-- start ROWS --
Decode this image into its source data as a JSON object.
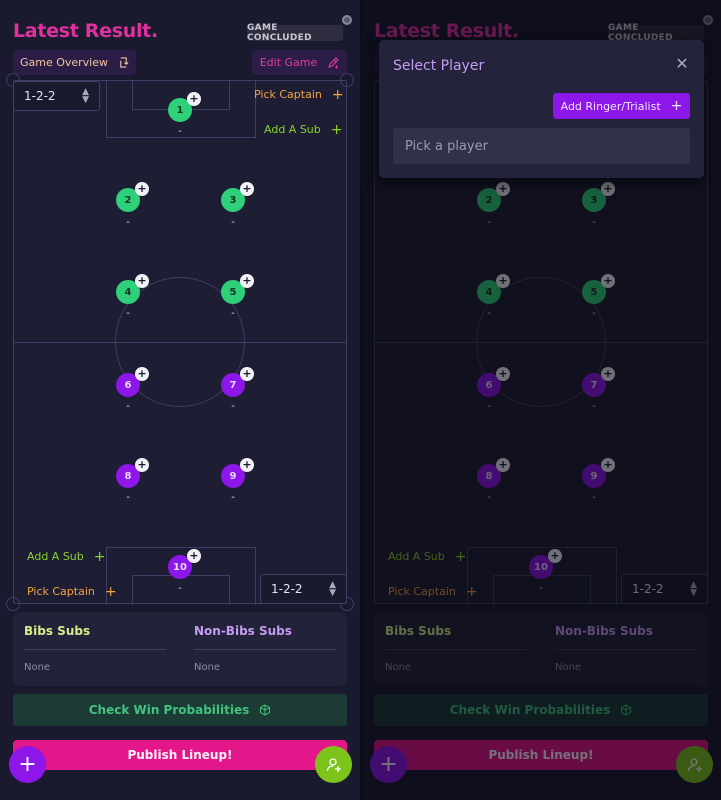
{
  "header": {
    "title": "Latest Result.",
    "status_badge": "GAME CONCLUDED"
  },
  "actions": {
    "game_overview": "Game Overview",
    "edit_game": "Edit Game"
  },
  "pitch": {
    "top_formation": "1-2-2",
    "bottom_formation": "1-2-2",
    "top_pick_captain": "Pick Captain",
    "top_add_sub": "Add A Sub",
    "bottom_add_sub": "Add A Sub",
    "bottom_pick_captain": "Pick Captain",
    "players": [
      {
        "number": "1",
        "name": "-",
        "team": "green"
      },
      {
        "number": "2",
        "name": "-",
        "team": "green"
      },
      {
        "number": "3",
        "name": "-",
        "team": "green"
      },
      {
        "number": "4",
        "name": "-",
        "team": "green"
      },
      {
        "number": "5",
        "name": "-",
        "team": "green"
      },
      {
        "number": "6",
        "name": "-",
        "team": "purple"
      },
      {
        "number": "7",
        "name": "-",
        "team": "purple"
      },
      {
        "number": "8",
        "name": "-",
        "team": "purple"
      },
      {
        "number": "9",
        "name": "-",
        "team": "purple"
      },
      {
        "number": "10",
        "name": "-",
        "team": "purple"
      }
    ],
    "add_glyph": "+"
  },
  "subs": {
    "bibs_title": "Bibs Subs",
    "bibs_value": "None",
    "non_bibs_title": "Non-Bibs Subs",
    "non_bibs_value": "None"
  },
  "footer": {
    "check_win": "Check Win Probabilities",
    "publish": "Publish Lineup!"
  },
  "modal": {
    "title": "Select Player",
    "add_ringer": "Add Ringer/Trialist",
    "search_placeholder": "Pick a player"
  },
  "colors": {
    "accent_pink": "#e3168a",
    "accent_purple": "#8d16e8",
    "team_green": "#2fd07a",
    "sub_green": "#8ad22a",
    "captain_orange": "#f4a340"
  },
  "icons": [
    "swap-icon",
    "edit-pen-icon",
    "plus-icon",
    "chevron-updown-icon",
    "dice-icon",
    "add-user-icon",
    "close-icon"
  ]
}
-- end ROWS --
** YOUR INSTRUCTIONS **
Set every line down exactly as written, leaving each picture out.

** RESULT BELOW **
Decode this image into its source data as a JSON object.
{
  "header": {
    "title": "Latest Result.",
    "status_badge": "GAME CONCLUDED"
  },
  "actions": {
    "game_overview": "Game Overview",
    "edit_game": "Edit Game"
  },
  "pitch": {
    "top_formation": "1-2-2",
    "bottom_formation": "1-2-2",
    "top_pick_captain": "Pick Captain",
    "top_add_sub": "Add A Sub",
    "bottom_add_sub": "Add A Sub",
    "bottom_pick_captain": "Pick Captain",
    "players": [
      {
        "number": "1",
        "name": "-",
        "team": "green"
      },
      {
        "number": "2",
        "name": "-",
        "team": "green"
      },
      {
        "number": "3",
        "name": "-",
        "team": "green"
      },
      {
        "number": "4",
        "name": "-",
        "team": "green"
      },
      {
        "number": "5",
        "name": "-",
        "team": "green"
      },
      {
        "number": "6",
        "name": "-",
        "team": "purple"
      },
      {
        "number": "7",
        "name": "-",
        "team": "purple"
      },
      {
        "number": "8",
        "name": "-",
        "team": "purple"
      },
      {
        "number": "9",
        "name": "-",
        "team": "purple"
      },
      {
        "number": "10",
        "name": "-",
        "team": "purple"
      }
    ],
    "add_glyph": "+"
  },
  "subs": {
    "bibs_title": "Bibs Subs",
    "bibs_value": "None",
    "non_bibs_title": "Non-Bibs Subs",
    "non_bibs_value": "None"
  },
  "footer": {
    "check_win": "Check Win Probabilities",
    "publish": "Publish Lineup!"
  },
  "modal": {
    "title": "Select Player",
    "add_ringer": "Add Ringer/Trialist",
    "search_placeholder": "Pick a player"
  },
  "colors": {
    "accent_pink": "#e3168a",
    "accent_purple": "#8d16e8",
    "team_green": "#2fd07a",
    "sub_green": "#8ad22a",
    "captain_orange": "#f4a340"
  },
  "icons": [
    "swap-icon",
    "edit-pen-icon",
    "plus-icon",
    "chevron-updown-icon",
    "dice-icon",
    "add-user-icon",
    "close-icon"
  ]
}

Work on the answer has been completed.